TASK INSTRUCTIONS
Pick out the lines below that contain the string "role" and copy them all.

Dataset items
┏━━

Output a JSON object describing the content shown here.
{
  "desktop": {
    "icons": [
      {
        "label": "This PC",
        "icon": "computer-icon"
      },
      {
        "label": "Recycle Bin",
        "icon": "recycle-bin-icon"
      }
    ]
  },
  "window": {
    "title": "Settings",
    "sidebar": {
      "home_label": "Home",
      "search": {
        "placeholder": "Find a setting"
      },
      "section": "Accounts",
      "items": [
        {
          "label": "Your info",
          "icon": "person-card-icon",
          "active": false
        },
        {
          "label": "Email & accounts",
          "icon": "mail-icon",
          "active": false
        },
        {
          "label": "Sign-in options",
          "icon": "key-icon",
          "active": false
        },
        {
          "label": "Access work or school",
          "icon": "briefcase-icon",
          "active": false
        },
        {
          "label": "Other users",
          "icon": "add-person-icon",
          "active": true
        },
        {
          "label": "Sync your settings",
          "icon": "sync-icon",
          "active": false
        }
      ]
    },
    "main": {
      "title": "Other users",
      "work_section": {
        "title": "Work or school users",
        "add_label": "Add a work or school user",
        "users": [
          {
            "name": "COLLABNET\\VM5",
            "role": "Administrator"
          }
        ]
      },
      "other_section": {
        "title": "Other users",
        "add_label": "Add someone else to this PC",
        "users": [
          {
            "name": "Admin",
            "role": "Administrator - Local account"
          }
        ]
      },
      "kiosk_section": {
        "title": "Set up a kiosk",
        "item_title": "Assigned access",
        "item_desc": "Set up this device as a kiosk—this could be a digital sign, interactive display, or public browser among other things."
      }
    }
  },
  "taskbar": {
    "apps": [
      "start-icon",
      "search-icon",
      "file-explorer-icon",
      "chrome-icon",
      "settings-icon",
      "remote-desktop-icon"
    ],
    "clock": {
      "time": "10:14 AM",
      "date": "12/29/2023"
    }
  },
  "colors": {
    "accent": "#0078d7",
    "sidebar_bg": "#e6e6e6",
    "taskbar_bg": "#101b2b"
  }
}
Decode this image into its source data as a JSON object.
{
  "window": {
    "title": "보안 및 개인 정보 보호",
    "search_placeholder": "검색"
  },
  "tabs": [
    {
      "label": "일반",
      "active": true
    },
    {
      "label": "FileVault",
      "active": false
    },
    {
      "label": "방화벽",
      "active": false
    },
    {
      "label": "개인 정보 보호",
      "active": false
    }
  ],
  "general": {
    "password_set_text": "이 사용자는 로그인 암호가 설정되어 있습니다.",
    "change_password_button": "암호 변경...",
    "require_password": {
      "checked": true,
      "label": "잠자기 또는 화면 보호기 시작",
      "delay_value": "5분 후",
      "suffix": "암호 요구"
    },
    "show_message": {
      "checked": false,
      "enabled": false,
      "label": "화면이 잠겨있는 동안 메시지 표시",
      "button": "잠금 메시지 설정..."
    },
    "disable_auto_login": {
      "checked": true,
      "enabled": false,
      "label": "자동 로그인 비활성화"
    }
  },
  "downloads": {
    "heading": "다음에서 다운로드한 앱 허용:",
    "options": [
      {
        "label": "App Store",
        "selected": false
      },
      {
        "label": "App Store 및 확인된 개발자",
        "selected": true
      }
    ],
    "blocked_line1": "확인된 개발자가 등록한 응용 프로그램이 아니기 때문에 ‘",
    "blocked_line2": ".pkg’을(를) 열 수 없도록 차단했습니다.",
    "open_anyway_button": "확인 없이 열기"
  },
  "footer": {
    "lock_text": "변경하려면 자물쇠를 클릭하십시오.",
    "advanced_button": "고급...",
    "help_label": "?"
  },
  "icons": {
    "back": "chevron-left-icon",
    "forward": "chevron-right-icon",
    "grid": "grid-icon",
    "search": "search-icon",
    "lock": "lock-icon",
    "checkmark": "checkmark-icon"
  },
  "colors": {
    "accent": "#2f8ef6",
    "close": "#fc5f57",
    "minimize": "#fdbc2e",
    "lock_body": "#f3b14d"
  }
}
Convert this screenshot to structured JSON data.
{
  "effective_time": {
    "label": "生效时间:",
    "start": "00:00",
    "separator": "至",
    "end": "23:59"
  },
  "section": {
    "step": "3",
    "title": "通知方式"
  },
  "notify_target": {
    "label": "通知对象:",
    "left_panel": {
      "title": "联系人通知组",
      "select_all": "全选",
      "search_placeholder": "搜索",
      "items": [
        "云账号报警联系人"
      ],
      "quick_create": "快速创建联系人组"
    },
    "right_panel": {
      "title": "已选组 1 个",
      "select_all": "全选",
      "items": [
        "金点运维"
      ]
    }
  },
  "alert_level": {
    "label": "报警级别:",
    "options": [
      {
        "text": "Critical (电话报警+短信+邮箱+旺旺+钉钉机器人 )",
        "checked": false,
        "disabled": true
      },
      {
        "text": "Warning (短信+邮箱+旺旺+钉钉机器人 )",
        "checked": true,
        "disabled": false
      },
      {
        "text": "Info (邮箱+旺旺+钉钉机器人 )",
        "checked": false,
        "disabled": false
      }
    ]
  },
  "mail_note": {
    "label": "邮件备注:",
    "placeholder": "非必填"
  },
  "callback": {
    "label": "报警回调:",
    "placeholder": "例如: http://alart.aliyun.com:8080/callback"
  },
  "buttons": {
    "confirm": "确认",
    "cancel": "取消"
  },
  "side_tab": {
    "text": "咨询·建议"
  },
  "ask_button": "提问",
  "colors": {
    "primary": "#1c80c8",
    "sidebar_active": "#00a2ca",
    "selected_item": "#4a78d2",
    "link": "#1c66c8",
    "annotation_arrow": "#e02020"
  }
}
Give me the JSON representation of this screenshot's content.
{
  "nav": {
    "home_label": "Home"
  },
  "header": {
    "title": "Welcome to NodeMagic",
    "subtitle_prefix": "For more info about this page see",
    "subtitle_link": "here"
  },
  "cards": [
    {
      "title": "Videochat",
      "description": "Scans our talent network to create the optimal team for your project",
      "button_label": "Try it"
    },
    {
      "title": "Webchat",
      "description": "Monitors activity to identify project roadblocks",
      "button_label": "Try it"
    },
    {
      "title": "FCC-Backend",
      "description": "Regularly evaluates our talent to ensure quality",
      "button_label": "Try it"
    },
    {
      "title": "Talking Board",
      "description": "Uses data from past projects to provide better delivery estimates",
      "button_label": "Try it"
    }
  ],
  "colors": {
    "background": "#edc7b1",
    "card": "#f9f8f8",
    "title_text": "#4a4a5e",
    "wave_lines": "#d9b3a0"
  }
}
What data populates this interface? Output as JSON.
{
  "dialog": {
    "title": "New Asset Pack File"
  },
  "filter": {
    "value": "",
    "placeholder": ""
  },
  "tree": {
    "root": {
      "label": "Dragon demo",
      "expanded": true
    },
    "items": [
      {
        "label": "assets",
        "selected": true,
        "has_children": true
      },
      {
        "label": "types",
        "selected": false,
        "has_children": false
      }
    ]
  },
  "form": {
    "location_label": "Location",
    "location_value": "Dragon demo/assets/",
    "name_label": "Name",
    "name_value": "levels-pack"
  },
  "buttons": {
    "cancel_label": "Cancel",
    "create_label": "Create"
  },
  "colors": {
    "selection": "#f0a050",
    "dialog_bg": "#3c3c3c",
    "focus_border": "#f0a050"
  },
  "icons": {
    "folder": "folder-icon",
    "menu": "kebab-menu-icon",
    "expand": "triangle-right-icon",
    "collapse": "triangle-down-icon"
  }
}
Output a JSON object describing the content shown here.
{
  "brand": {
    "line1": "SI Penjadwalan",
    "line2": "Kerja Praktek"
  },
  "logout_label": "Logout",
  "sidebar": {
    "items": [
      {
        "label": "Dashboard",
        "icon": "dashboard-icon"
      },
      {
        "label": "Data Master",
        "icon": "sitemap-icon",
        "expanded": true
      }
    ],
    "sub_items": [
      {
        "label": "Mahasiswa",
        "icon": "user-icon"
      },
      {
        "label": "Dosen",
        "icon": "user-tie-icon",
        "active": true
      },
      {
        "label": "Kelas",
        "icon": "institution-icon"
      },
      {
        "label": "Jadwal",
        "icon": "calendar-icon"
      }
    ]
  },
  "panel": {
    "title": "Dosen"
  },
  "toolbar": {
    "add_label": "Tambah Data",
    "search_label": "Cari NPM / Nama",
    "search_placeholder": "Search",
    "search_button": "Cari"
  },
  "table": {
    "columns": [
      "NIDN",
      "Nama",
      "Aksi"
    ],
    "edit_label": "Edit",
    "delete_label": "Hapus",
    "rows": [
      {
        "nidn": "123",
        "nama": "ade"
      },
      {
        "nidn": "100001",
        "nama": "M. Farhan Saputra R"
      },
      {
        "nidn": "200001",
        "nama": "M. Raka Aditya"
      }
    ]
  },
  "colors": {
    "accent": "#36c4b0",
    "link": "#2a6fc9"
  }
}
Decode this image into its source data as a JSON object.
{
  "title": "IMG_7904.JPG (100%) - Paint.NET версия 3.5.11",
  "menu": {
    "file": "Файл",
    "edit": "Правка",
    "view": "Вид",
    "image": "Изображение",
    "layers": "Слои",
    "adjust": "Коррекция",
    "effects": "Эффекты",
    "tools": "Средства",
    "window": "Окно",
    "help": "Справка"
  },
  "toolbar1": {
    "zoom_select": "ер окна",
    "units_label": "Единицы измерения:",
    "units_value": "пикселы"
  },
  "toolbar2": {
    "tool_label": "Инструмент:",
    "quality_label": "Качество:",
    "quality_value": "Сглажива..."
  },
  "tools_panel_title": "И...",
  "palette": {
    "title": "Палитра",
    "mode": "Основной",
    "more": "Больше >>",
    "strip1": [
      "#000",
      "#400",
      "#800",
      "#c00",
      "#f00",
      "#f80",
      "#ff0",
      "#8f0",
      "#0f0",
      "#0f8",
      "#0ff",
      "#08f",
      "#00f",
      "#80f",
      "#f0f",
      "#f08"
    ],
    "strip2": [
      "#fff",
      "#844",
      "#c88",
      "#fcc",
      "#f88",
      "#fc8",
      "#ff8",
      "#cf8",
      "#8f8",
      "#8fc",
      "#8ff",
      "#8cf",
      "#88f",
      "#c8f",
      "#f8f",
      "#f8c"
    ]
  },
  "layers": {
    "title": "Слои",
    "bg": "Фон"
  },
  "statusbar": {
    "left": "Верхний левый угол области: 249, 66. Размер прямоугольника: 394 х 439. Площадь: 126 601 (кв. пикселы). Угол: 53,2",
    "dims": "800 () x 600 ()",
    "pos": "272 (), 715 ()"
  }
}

┗━━

THE REPLY
            "role": "Administrator"
            "role": "Administrator - Local account"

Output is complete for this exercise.